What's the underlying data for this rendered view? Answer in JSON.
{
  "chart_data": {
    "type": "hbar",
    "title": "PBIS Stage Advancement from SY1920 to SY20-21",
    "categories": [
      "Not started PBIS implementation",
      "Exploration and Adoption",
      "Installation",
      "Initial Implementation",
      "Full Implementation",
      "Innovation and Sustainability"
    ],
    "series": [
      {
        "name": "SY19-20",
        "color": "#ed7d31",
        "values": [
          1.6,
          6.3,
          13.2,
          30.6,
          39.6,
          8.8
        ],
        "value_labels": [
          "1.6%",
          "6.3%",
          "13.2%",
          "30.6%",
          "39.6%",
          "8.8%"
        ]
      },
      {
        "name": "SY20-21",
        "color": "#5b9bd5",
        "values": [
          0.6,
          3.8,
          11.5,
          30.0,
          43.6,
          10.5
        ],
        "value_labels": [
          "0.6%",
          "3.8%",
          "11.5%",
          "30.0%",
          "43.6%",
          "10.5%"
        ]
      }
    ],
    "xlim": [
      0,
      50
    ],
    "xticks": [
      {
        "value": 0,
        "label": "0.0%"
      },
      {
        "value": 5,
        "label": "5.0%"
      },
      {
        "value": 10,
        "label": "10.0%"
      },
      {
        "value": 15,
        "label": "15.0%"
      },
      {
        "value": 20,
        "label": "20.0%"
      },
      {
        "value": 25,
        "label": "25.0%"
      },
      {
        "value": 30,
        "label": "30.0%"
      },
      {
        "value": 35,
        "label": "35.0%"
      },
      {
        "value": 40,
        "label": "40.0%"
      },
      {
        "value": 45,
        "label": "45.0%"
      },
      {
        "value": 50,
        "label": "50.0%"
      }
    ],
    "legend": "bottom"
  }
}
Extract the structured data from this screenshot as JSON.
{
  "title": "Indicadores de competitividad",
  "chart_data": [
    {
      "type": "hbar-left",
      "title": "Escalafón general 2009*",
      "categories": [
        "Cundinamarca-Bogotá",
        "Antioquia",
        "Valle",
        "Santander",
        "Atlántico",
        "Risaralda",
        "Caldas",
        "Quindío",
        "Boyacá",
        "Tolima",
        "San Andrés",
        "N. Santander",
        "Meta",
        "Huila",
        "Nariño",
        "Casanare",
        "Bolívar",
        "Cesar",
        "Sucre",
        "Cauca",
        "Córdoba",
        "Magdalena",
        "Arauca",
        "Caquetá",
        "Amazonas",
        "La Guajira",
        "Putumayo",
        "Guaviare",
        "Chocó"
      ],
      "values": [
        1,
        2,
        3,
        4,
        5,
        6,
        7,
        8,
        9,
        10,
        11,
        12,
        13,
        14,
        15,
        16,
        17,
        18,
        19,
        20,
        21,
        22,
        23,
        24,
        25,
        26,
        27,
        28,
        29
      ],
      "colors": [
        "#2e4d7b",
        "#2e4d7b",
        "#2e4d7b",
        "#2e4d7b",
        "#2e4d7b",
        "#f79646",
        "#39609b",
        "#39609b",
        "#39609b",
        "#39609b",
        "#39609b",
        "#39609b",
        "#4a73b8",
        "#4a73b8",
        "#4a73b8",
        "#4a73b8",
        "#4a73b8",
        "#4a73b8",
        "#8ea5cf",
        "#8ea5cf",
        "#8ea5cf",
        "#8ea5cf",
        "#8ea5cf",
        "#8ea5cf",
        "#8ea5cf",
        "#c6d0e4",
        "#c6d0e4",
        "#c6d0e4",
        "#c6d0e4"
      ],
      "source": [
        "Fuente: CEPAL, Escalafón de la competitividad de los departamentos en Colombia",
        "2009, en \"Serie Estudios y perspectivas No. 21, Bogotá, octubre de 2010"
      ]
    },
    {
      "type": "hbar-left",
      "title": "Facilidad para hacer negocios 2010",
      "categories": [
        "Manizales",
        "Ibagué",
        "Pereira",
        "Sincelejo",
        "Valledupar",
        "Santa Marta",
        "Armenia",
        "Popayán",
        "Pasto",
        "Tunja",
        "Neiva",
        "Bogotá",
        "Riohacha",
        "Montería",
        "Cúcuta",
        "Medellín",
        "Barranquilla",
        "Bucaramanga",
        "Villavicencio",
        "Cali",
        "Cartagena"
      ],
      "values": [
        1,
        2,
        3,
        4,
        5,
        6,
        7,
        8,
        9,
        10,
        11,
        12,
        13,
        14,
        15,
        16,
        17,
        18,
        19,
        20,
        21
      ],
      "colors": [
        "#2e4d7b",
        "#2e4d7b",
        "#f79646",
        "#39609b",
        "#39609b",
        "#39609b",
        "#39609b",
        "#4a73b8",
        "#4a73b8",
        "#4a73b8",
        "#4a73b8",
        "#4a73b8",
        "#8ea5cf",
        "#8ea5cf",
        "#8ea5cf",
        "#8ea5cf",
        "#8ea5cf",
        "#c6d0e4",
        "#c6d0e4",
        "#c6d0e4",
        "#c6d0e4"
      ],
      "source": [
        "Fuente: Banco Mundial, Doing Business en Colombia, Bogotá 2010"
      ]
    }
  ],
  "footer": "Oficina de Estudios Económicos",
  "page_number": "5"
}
- - - - - - -
YOUR GOAL:
Output all of the material exactly as written.

THE ANSWER:
What's the underlying data for this rendered view? Answer in JSON.
{
  "chart_data": {
    "type": "hbar",
    "title": "PBIS Stage Advancement from SY1920 to SY20-21",
    "categories": [
      "Not started PBIS implementation",
      "Exploration and Adoption",
      "Installation",
      "Initial Implementation",
      "Full Implementation",
      "Innovation and Sustainability"
    ],
    "series": [
      {
        "name": "SY19-20",
        "color": "#ed7d31",
        "values": [
          1.6,
          6.3,
          13.2,
          30.6,
          39.6,
          8.8
        ],
        "value_labels": [
          "1.6%",
          "6.3%",
          "13.2%",
          "30.6%",
          "39.6%",
          "8.8%"
        ]
      },
      {
        "name": "SY20-21",
        "color": "#5b9bd5",
        "values": [
          0.6,
          3.8,
          11.5,
          30.0,
          43.6,
          10.5
        ],
        "value_labels": [
          "0.6%",
          "3.8%",
          "11.5%",
          "30.0%",
          "43.6%",
          "10.5%"
        ]
      }
    ],
    "xlim": [
      0,
      50
    ],
    "xticks": [
      {
        "value": 0,
        "label": "0.0%"
      },
      {
        "value": 5,
        "label": "5.0%"
      },
      {
        "value": 10,
        "label": "10.0%"
      },
      {
        "value": 15,
        "label": "15.0%"
      },
      {
        "value": 20,
        "label": "20.0%"
      },
      {
        "value": 25,
        "label": "25.0%"
      },
      {
        "value": 30,
        "label": "30.0%"
      },
      {
        "value": 35,
        "label": "35.0%"
      },
      {
        "value": 40,
        "label": "40.0%"
      },
      {
        "value": 45,
        "label": "45.0%"
      },
      {
        "value": 50,
        "label": "50.0%"
      }
    ],
    "legend": "bottom"
  }
}
Extract the structured data from this screenshot as JSON.
{
  "title": "Indicadores de competitividad",
  "chart_data": [
    {
      "type": "hbar-left",
      "title": "Escalafón general 2009*",
      "categories": [
        "Cundinamarca-Bogotá",
        "Antioquia",
        "Valle",
        "Santander",
        "Atlántico",
        "Risaralda",
        "Caldas",
        "Quindío",
        "Boyacá",
        "Tolima",
        "San Andrés",
        "N. Santander",
        "Meta",
        "Huila",
        "Nariño",
        "Casanare",
        "Bolívar",
        "Cesar",
        "Sucre",
        "Cauca",
        "Córdoba",
        "Magdalena",
        "Arauca",
        "Caquetá",
        "Amazonas",
        "La Guajira",
        "Putumayo",
        "Guaviare",
        "Chocó"
      ],
      "values": [
        1,
        2,
        3,
        4,
        5,
        6,
        7,
        8,
        9,
        10,
        11,
        12,
        13,
        14,
        15,
        16,
        17,
        18,
        19,
        20,
        21,
        22,
        23,
        24,
        25,
        26,
        27,
        28,
        29
      ],
      "colors": [
        "#2e4d7b",
        "#2e4d7b",
        "#2e4d7b",
        "#2e4d7b",
        "#2e4d7b",
        "#f79646",
        "#39609b",
        "#39609b",
        "#39609b",
        "#39609b",
        "#39609b",
        "#39609b",
        "#4a73b8",
        "#4a73b8",
        "#4a73b8",
        "#4a73b8",
        "#4a73b8",
        "#4a73b8",
        "#8ea5cf",
        "#8ea5cf",
        "#8ea5cf",
        "#8ea5cf",
        "#8ea5cf",
        "#8ea5cf",
        "#8ea5cf",
        "#c6d0e4",
        "#c6d0e4",
        "#c6d0e4",
        "#c6d0e4"
      ],
      "source": [
        "Fuente: CEPAL, Escalafón de la competitividad de los departamentos en Colombia",
        "2009, en \"Serie Estudios y perspectivas No. 21, Bogotá, octubre de 2010"
      ]
    },
    {
      "type": "hbar-left",
      "title": "Facilidad para hacer negocios 2010",
      "categories": [
        "Manizales",
        "Ibagué",
        "Pereira",
        "Sincelejo",
        "Valledupar",
        "Santa Marta",
        "Armenia",
        "Popayán",
        "Pasto",
        "Tunja",
        "Neiva",
        "Bogotá",
        "Riohacha",
        "Montería",
        "Cúcuta",
        "Medellín",
        "Barranquilla",
        "Bucaramanga",
        "Villavicencio",
        "Cali",
        "Cartagena"
      ],
      "values": [
        1,
        2,
        3,
        4,
        5,
        6,
        7,
        8,
        9,
        10,
        11,
        12,
        13,
        14,
        15,
        16,
        17,
        18,
        19,
        20,
        21
      ],
      "colors": [
        "#2e4d7b",
        "#2e4d7b",
        "#f79646",
        "#39609b",
        "#39609b",
        "#39609b",
        "#39609b",
        "#4a73b8",
        "#4a73b8",
        "#4a73b8",
        "#4a73b8",
        "#4a73b8",
        "#8ea5cf",
        "#8ea5cf",
        "#8ea5cf",
        "#8ea5cf",
        "#8ea5cf",
        "#c6d0e4",
        "#c6d0e4",
        "#c6d0e4",
        "#c6d0e4"
      ],
      "source": [
        "Fuente: Banco Mundial, Doing Business en Colombia, Bogotá 2010"
      ]
    }
  ],
  "footer": "Oficina de Estudios Económicos",
  "page_number": "5"
}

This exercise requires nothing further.